- _GOAL_
The records below must be written out exactly, with every picture left behind.

- _Records from a dataset_
┄┄┄┄┄┄┄┄┄┄

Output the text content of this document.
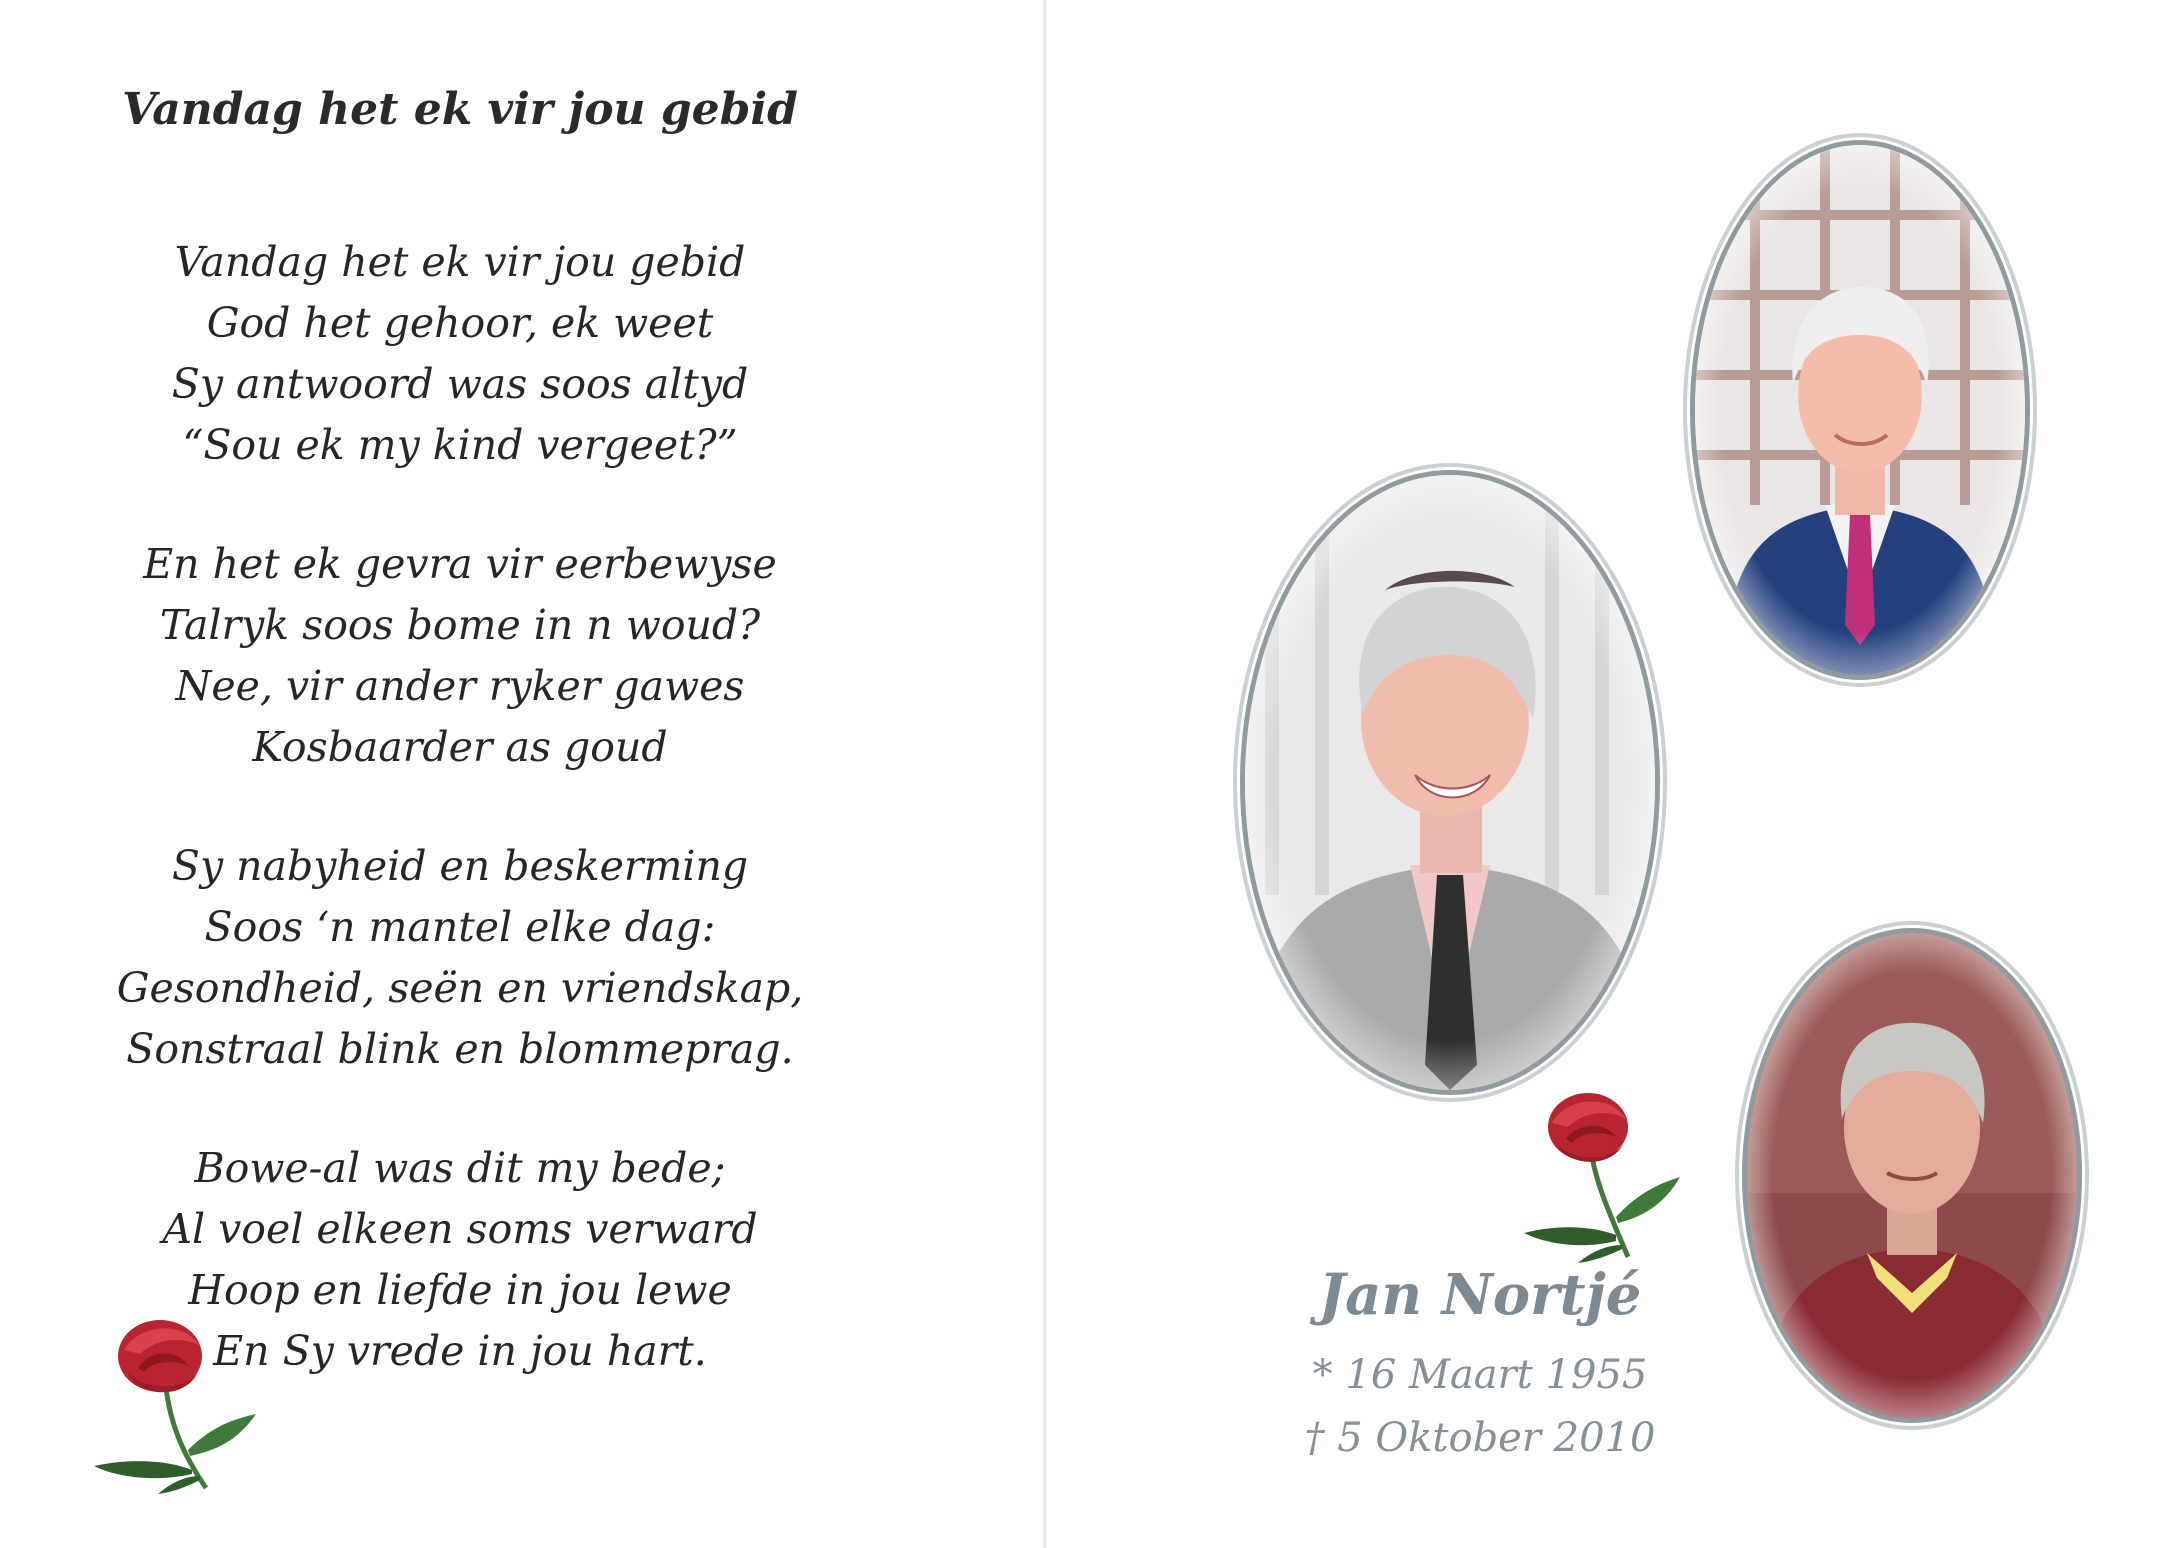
Vandag het ek vir jou gebid
Vandag het ek vir jou gebid
God het gehoor, ek weet
Sy antwoord was soos altyd
“Sou ek my kind vergeet?”
En het ek gevra vir eerbewyse
Talryk soos bome in n woud?
Nee, vir ander ryker gawes
Kosbaarder as goud
Sy nabyheid en beskerming
Soos ‘n mantel elke dag:
Gesondheid, seën en vriendskap,
Sonstraal blink en blommeprag.
Bowe-al was dit my bede;
Al voel elkeen soms verward
Hoop en liefde in jou lewe
En Sy vrede in jou hart.
Jan Nortjé
* 16 Maart 1955
† 5 Oktober 2010
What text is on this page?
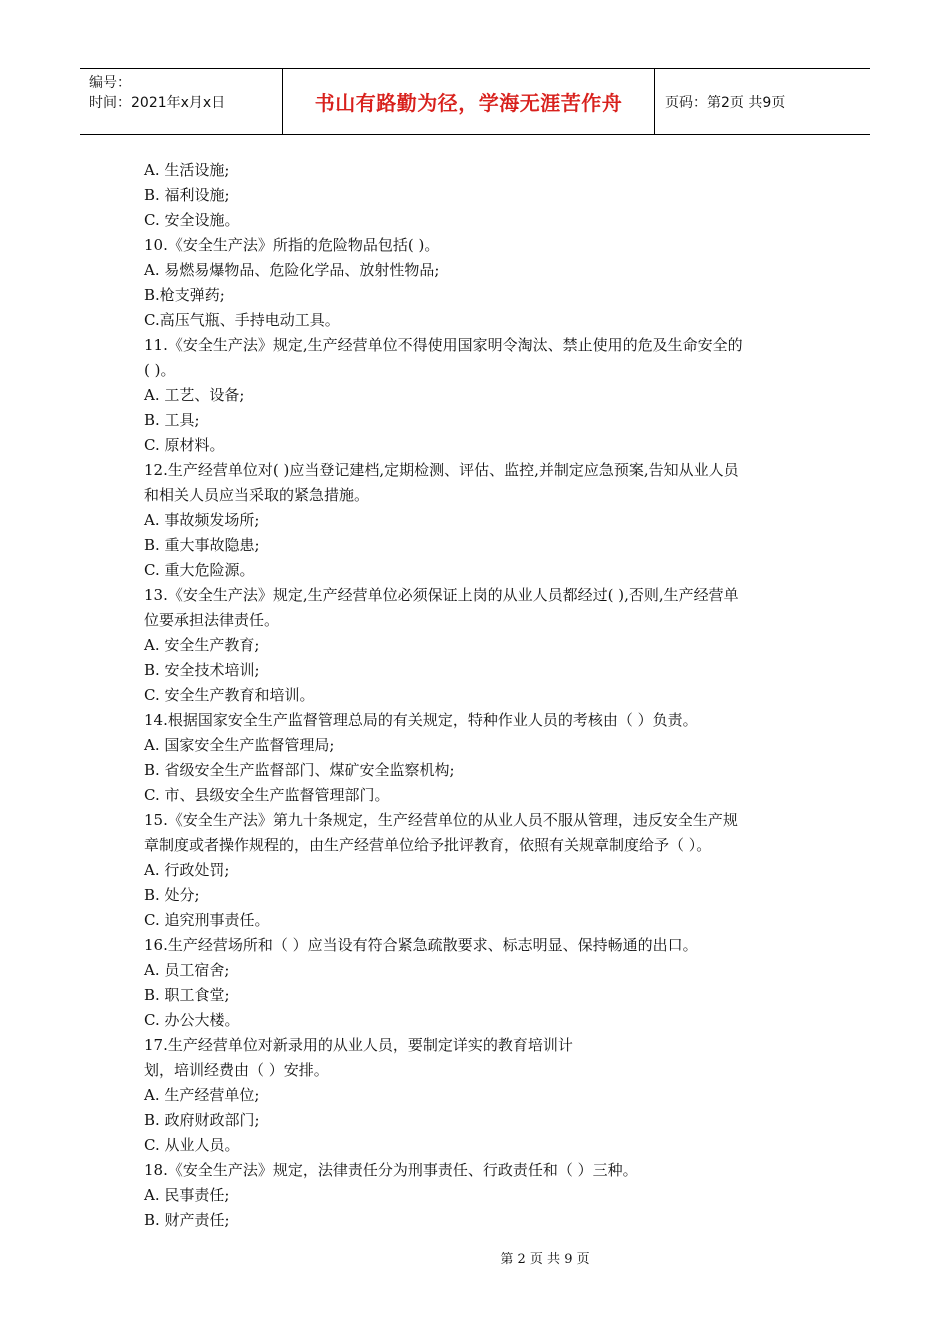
编号：
时间：2021年x月x日	书山有路勤为径，学海无涯苦作舟	页码：第2页 共9页
A. 生活设施;
B. 福利设施;
C. 安全设施。
10.《安全生产法》所指的危险物品包括( )。
A. 易燃易爆物品、危险化学品、放射性物品;
B.枪支弹药;
C.高压气瓶、手持电动工具。
11.《安全生产法》规定,生产经营单位不得使用国家明令淘汰、禁止使用的危及生命安全的
( )。
A. 工艺、设备;
B. 工具;
C. 原材料。
12.生产经营单位对( )应当登记建档,定期检测、评估、监控,并制定应急预案,告知从业人员
和相关人员应当采取的紧急措施。
A. 事故频发场所;
B. 重大事故隐患;
C. 重大危险源。
13.《安全生产法》规定,生产经营单位必须保证上岗的从业人员都经过( ),否则,生产经营单
位要承担法律责任。
A. 安全生产教育;
B. 安全技术培训;
C. 安全生产教育和培训。
14.根据国家安全生产监督管理总局的有关规定，特种作业人员的考核由（ ）负责。
A. 国家安全生产监督管理局;
B. 省级安全生产监督部门、煤矿安全监察机构;
C. 市、县级安全生产监督管理部门。
15.《安全生产法》第九十条规定，生产经营单位的从业人员不服从管理，违反安全生产规
章制度或者操作规程的，由生产经营单位给予批评教育，依照有关规章制度给予（ ）。
A. 行政处罚;
B. 处分;
C. 追究刑事责任。
16.生产经营场所和（ ）应当设有符合紧急疏散要求、标志明显、保持畅通的出口。
A. 员工宿舍;
B. 职工食堂;
C. 办公大楼。
17.生产经营单位对新录用的从业人员，要制定详实的教育培训计
划，培训经费由（ ）安排。
A. 生产经营单位;
B. 政府财政部门;
C. 从业人员。
18.《安全生产法》规定，法律责任分为刑事责任、行政责任和（ ）三种。
A. 民事责任;
B. 财产责任;
第 2 页 共 9 页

┄┄┄┄┄┄┄┄┄┄

- _CORRECT ANSWER_
Output the text content of this document.
Vandag het ek vir jou gebid
Vandag het ek vir jou gebid
God het gehoor, ek weet
Sy antwoord was soos altyd
“Sou ek my kind vergeet?”
En het ek gevra vir eerbewyse
Talryk soos bome in n woud?
Nee, vir ander ryker gawes
Kosbaarder as goud
Sy nabyheid en beskerming
Soos ‘n mantel elke dag:
Gesondheid, seën en vriendskap,
Sonstraal blink en blommeprag.
Bowe-al was dit my bede;
Al voel elkeen soms verward
Hoop en liefde in jou lewe
En Sy vrede in jou hart.
Jan Nortjé
* 16 Maart 1955
† 5 Oktober 2010
What text is on this page?
编号：
时间：2021年x月x日	书山有路勤为径，学海无涯苦作舟	页码：第2页 共9页
A. 生活设施;
B. 福利设施;
C. 安全设施。
10.《安全生产法》所指的危险物品包括( )。
A. 易燃易爆物品、危险化学品、放射性物品;
B.枪支弹药;
C.高压气瓶、手持电动工具。
11.《安全生产法》规定,生产经营单位不得使用国家明令淘汰、禁止使用的危及生命安全的
( )。
A. 工艺、设备;
B. 工具;
C. 原材料。
12.生产经营单位对( )应当登记建档,定期检测、评估、监控,并制定应急预案,告知从业人员
和相关人员应当采取的紧急措施。
A. 事故频发场所;
B. 重大事故隐患;
C. 重大危险源。
13.《安全生产法》规定,生产经营单位必须保证上岗的从业人员都经过( ),否则,生产经营单
位要承担法律责任。
A. 安全生产教育;
B. 安全技术培训;
C. 安全生产教育和培训。
14.根据国家安全生产监督管理总局的有关规定，特种作业人员的考核由（ ）负责。
A. 国家安全生产监督管理局;
B. 省级安全生产监督部门、煤矿安全监察机构;
C. 市、县级安全生产监督管理部门。
15.《安全生产法》第九十条规定，生产经营单位的从业人员不服从管理，违反安全生产规
章制度或者操作规程的，由生产经营单位给予批评教育，依照有关规章制度给予（ ）。
A. 行政处罚;
B. 处分;
C. 追究刑事责任。
16.生产经营场所和（ ）应当设有符合紧急疏散要求、标志明显、保持畅通的出口。
A. 员工宿舍;
B. 职工食堂;
C. 办公大楼。
17.生产经营单位对新录用的从业人员，要制定详实的教育培训计
划，培训经费由（ ）安排。
A. 生产经营单位;
B. 政府财政部门;
C. 从业人员。
18.《安全生产法》规定，法律责任分为刑事责任、行政责任和（ ）三种。
A. 民事责任;
B. 财产责任;
第 2 页 共 9 页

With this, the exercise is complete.